They form and file memories,
And inside Riley, all of these
Are touched by Joy, who always finds
The silver lining’s rays.

Though Joy insists on keeping her
As happy as they always were,
A touch of Sadness now in spots
May not be such a shame.
When Riley moves against her will,
And Sadness starts her off downhill,
The world of Riley’s inner thoughts
Will never be the same.
While other people have been eagerly awaiting adult fare like Jurassic World, Mad Max: Fury Road, and Batman vs. Superman, I’ve been looking forward to Inside Out, hoping that it would be a return to the Pixar excellence to which moviegoers had become accustomed. I’m happy to say, it is. I’m trying to not let other critics’ positive reviews color my opinion, but I really am thrilled that Pixar has bounced back from the good-not-great status of Brave and the disappointment of Cars 2.

### EXERCISE 1
In the Inside Out review, which two Pixar films does the writer name as falling short?
The entries below have nothing to do with the movie review.

### SUPPLIED DATA

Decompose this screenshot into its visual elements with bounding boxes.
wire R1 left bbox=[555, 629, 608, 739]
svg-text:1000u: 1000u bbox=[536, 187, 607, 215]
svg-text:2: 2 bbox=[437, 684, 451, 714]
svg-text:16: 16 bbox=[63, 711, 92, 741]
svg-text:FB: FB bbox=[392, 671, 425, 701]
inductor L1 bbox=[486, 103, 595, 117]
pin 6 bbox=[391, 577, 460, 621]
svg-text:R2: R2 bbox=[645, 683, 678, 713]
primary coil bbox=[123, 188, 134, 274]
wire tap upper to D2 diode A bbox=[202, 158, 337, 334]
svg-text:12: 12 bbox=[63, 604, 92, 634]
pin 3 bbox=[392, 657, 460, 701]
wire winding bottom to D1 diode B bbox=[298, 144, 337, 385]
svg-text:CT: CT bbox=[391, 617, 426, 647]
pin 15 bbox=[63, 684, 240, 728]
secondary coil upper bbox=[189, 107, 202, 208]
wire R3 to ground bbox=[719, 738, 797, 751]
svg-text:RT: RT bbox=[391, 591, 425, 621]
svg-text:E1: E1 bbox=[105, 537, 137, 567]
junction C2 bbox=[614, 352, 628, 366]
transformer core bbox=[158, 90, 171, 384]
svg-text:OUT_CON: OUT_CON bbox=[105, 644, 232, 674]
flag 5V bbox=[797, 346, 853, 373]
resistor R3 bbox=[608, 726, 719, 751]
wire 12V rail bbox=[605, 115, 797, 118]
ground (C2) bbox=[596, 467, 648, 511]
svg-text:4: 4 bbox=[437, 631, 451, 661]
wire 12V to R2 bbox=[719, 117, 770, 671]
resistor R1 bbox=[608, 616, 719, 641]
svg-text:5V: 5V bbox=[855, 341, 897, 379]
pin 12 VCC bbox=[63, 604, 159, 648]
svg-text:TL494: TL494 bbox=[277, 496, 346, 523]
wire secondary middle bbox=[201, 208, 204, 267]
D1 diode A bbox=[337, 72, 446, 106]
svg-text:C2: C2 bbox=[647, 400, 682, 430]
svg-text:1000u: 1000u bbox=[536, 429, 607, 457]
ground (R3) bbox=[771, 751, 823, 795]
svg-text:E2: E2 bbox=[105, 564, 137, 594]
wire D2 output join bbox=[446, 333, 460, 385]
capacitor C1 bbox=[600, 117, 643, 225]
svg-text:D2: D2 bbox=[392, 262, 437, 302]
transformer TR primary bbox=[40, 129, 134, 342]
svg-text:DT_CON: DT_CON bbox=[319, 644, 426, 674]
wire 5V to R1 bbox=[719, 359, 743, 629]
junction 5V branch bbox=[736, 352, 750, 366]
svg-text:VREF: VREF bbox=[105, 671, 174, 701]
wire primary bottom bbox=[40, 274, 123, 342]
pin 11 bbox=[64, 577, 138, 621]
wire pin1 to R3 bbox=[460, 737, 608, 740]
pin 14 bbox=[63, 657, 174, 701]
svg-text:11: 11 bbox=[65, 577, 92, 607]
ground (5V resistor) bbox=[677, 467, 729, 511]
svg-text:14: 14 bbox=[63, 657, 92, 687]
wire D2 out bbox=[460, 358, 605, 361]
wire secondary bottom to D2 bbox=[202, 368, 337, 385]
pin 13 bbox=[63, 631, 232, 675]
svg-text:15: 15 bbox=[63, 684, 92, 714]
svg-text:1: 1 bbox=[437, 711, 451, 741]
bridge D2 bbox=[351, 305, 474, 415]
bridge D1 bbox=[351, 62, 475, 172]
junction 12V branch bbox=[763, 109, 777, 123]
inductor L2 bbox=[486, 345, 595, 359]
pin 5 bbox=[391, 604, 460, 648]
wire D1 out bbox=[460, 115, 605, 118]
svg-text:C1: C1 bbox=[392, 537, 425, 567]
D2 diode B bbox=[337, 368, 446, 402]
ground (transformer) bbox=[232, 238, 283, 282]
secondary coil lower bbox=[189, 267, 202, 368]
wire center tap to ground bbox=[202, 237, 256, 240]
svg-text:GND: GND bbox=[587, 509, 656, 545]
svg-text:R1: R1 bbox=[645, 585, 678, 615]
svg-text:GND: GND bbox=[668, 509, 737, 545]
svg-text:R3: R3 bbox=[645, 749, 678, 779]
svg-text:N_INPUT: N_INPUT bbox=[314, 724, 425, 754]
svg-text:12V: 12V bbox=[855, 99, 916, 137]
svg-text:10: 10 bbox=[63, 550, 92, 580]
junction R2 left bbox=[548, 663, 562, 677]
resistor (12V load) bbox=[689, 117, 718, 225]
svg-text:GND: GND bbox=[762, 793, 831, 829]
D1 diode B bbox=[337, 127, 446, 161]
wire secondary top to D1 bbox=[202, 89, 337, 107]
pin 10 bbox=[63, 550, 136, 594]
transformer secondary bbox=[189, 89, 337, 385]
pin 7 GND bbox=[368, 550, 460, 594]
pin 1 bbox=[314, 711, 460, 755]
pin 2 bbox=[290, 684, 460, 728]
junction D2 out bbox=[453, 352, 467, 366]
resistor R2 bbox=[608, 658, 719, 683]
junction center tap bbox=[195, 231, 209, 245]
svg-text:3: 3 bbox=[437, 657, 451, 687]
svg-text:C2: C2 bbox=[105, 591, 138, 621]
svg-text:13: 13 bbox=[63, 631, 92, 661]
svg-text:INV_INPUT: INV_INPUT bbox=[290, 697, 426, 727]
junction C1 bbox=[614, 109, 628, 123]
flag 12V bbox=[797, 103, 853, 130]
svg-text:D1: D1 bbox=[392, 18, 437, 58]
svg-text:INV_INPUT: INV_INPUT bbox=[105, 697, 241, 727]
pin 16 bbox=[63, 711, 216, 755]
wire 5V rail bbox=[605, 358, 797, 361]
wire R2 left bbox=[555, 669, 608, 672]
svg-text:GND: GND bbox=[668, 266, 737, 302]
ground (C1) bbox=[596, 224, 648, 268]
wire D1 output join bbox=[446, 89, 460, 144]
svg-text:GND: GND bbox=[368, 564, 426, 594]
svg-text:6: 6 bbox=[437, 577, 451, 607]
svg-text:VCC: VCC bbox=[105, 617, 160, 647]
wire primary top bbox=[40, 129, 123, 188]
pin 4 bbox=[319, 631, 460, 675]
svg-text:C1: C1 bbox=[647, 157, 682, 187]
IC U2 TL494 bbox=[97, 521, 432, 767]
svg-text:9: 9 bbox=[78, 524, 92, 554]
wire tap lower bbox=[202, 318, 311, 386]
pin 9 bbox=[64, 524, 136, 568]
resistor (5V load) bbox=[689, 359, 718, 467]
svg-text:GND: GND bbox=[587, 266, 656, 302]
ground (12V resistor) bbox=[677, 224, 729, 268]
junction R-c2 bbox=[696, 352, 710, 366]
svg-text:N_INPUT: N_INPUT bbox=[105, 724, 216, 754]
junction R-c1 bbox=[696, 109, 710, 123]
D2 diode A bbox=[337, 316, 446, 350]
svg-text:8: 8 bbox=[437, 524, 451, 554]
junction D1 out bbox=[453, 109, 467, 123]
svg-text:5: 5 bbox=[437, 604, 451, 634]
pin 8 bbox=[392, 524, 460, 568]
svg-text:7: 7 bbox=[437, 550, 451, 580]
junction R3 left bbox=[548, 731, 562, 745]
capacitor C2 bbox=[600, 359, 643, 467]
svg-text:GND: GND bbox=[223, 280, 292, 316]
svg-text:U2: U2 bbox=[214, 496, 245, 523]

### EXERCISE 2
Rewrite the entries from their first line through the line containing "svg-text:FB: FB bbox=[392, 671, 425, 701]", swapping "wire" for "trace" and leaving everything else unchanged.

### RESPONSE 1
Brave and Cars 2.

### RESPONSE 2
Decompose this screenshot into its visual elements with bounding boxes.
trace R1 left bbox=[555, 629, 608, 739]
svg-text:1000u: 1000u bbox=[536, 187, 607, 215]
svg-text:2: 2 bbox=[437, 684, 451, 714]
svg-text:16: 16 bbox=[63, 711, 92, 741]
svg-text:FB: FB bbox=[392, 671, 425, 701]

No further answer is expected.